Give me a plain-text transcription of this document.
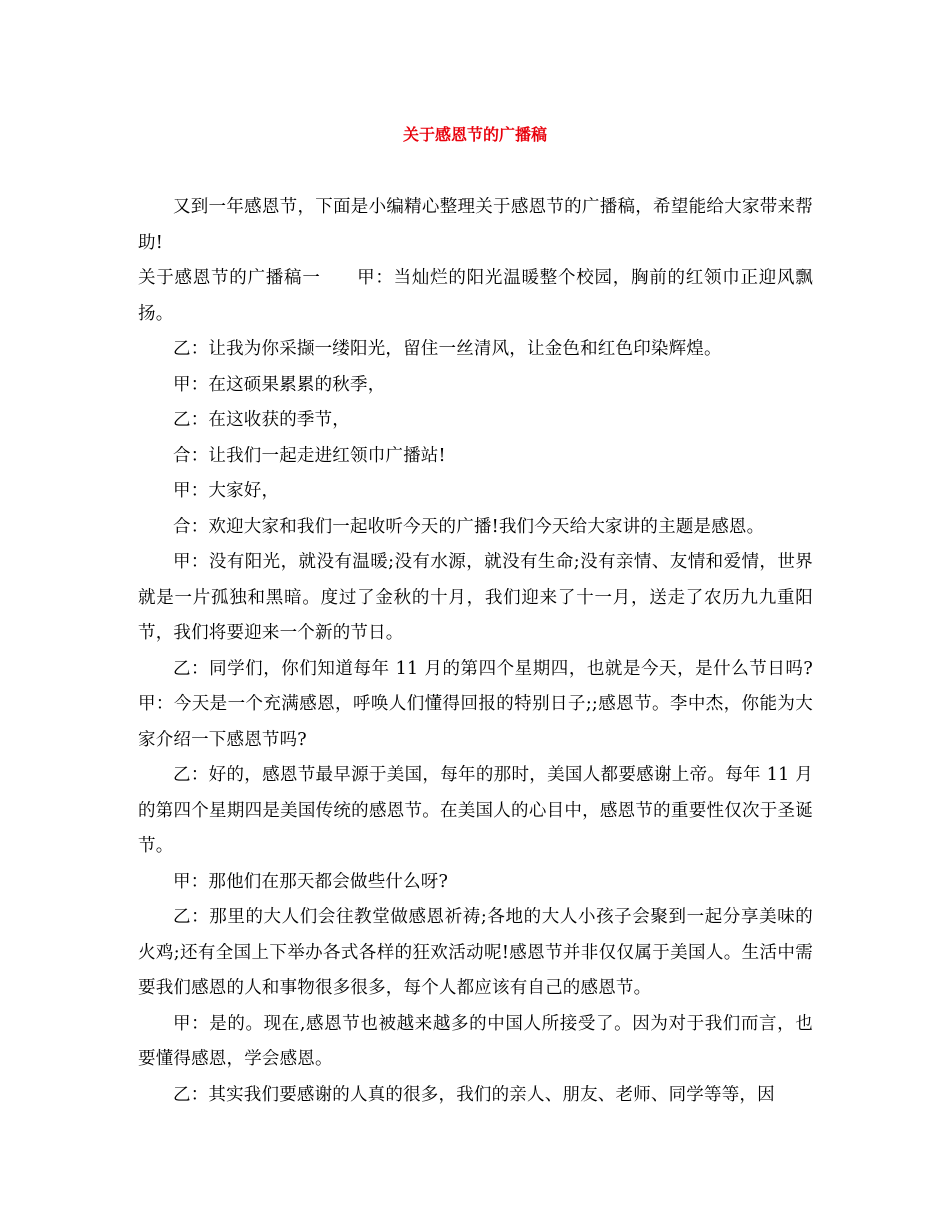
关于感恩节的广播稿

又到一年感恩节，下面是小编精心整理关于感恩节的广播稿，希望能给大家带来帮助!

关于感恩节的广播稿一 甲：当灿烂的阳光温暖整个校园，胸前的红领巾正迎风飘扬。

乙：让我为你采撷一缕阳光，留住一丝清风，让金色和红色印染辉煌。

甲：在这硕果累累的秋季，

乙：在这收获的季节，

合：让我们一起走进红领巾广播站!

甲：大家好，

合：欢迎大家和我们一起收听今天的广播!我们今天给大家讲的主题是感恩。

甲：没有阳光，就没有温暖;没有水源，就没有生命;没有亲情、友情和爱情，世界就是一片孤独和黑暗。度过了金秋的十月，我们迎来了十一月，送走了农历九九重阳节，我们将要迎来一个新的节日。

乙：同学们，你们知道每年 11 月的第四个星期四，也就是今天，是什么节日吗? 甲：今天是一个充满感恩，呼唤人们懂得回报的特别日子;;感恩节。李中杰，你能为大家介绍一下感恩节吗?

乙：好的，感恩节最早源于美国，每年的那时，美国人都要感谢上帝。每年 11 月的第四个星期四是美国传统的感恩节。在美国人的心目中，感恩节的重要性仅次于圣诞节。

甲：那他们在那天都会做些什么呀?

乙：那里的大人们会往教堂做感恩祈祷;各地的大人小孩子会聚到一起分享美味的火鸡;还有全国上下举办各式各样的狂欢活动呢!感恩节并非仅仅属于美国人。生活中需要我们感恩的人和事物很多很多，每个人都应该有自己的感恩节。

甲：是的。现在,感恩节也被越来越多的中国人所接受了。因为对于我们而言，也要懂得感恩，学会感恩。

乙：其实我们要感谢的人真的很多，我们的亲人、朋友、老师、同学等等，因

--

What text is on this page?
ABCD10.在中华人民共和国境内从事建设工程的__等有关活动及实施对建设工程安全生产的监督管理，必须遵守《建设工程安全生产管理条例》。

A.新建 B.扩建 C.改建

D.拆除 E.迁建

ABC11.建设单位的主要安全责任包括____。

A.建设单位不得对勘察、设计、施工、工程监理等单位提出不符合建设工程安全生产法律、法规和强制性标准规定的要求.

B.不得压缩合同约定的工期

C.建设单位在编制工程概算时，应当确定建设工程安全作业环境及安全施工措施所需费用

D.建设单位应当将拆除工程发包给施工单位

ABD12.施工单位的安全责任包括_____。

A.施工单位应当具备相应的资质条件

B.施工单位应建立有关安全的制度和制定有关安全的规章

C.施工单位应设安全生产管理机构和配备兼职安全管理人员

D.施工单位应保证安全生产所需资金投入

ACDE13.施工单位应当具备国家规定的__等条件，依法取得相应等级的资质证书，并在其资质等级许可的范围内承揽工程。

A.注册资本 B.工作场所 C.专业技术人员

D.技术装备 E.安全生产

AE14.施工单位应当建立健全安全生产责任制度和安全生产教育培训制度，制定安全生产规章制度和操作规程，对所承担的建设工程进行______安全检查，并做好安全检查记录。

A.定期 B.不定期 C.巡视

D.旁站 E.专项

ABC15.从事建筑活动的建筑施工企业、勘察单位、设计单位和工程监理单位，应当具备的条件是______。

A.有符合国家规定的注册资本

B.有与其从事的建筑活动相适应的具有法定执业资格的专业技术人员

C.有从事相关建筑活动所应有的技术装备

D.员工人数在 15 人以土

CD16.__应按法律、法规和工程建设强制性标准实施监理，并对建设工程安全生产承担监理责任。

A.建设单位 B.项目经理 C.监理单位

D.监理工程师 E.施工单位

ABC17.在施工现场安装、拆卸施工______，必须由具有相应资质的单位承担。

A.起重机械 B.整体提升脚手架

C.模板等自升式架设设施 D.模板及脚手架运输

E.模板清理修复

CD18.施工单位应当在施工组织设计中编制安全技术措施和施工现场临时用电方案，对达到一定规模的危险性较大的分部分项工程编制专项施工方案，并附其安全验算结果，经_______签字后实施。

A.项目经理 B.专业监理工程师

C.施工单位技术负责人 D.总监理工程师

--

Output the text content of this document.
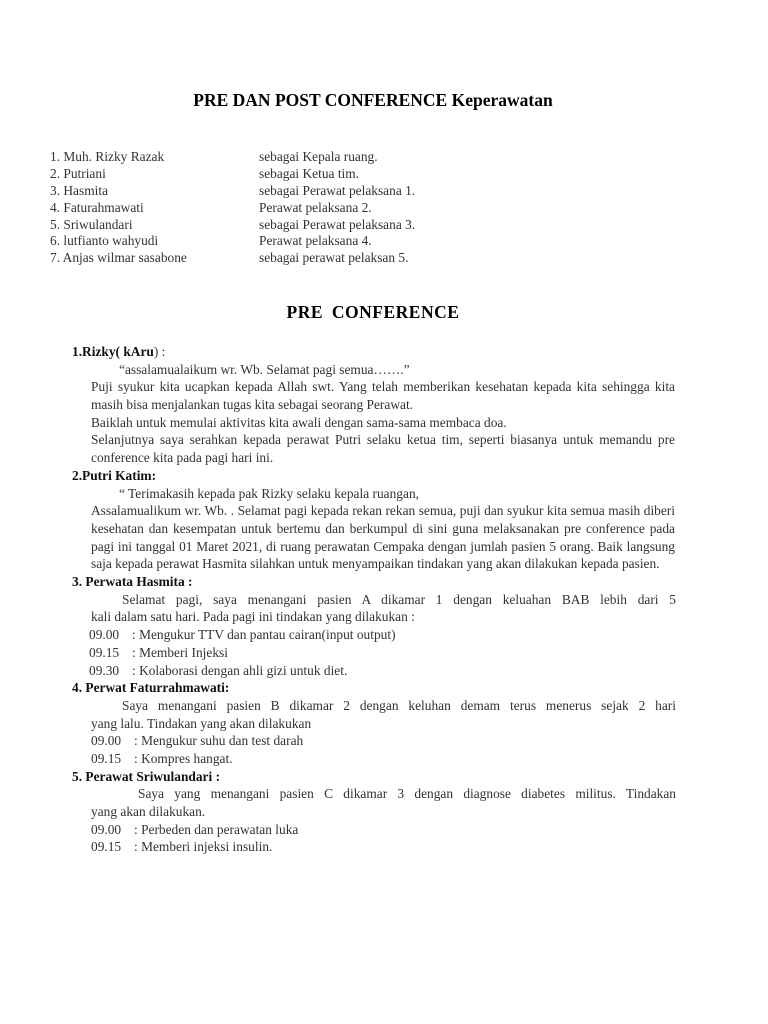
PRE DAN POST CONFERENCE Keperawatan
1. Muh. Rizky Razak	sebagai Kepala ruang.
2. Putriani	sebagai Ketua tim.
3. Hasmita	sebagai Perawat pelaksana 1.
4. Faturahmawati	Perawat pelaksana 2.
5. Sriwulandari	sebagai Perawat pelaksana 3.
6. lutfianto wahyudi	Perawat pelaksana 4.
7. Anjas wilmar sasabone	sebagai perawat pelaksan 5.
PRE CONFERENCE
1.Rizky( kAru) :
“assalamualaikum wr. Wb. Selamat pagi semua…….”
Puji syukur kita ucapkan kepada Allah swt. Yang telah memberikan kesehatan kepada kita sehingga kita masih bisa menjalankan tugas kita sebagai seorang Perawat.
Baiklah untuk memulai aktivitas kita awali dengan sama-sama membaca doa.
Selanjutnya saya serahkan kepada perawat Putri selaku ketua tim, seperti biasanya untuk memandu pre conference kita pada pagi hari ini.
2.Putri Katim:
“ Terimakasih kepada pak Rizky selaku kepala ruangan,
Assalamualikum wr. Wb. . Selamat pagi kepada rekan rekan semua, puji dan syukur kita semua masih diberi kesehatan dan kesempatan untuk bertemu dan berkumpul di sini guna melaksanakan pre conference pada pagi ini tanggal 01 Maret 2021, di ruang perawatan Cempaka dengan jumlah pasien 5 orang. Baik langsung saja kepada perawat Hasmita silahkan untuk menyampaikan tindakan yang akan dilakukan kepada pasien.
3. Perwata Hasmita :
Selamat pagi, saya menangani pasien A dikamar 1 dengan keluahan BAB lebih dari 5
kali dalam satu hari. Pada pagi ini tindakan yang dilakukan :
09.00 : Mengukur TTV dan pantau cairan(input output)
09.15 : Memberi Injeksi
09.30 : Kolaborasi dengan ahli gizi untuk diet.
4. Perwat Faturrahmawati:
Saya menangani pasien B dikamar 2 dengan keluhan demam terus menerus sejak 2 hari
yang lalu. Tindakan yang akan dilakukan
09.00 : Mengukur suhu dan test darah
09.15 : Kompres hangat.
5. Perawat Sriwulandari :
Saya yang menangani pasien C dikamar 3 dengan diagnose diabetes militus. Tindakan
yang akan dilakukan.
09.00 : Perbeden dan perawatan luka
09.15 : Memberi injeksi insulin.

* **Exercise aim**
Make a list of all lines in the data that contain "Sriwulandari".

* **Solved problem**
5. Sriwulandari	sebagai Perawat pelaksana 3.
5. Perawat Sriwulandari :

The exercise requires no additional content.